%%
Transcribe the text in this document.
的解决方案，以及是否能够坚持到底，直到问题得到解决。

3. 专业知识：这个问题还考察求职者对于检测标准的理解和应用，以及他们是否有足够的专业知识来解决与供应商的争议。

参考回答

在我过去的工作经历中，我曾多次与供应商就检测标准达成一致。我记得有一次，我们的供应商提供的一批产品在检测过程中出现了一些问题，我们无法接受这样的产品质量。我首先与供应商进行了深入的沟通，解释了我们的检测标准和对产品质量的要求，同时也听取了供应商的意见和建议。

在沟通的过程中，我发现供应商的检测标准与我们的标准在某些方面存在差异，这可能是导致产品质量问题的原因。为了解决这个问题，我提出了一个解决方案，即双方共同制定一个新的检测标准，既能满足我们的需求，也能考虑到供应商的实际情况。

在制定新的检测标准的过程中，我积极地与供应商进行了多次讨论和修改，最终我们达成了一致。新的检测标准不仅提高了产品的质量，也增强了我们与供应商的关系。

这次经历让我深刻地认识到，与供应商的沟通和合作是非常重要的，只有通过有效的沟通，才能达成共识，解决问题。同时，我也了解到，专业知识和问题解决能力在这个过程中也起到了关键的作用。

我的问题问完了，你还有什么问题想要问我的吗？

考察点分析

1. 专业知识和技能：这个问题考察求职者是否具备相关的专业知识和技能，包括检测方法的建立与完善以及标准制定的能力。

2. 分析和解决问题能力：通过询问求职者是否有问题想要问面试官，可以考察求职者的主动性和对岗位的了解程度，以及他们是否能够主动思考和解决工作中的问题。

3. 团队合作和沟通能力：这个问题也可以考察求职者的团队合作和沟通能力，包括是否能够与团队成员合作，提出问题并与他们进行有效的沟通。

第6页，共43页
%%
Using the entries above, please restate each one word for word.

Transcribe the text in this document.
的解决方案，以及是否能够坚持到底，直到问题得到解决。

3. 专业知识：这个问题还考察求职者对于检测标准的理解和应用，以及他们是否有足够的专业知识来解决与供应商的争议。

参考回答

在我过去的工作经历中，我曾多次与供应商就检测标准达成一致。我记得有一次，我们的供应商提供的一批产品在检测过程中出现了一些问题，我们无法接受这样的产品质量。我首先与供应商进行了深入的沟通，解释了我们的检测标准和对产品质量的要求，同时也听取了供应商的意见和建议。

在沟通的过程中，我发现供应商的检测标准与我们的标准在某些方面存在差异，这可能是导致产品质量问题的原因。为了解决这个问题，我提出了一个解决方案，即双方共同制定一个新的检测标准，既能满足我们的需求，也能考虑到供应商的实际情况。

在制定新的检测标准的过程中，我积极地与供应商进行了多次讨论和修改，最终我们达成了一致。新的检测标准不仅提高了产品的质量，也增强了我们与供应商的关系。

这次经历让我深刻地认识到，与供应商的沟通和合作是非常重要的，只有通过有效的沟通，才能达成共识，解决问题。同时，我也了解到，专业知识和问题解决能力在这个过程中也起到了关键的作用。

我的问题问完了，你还有什么问题想要问我的吗？

考察点分析

1. 专业知识和技能：这个问题考察求职者是否具备相关的专业知识和技能，包括检测方法的建立与完善以及标准制定的能力。

2. 分析和解决问题能力：通过询问求职者是否有问题想要问面试官，可以考察求职者的主动性和对岗位的了解程度，以及他们是否能够主动思考和解决工作中的问题。

3. 团队合作和沟通能力：这个问题也可以考察求职者的团队合作和沟通能力，包括是否能够与团队成员合作，提出问题并与他们进行有效的沟通。

第6页，共43页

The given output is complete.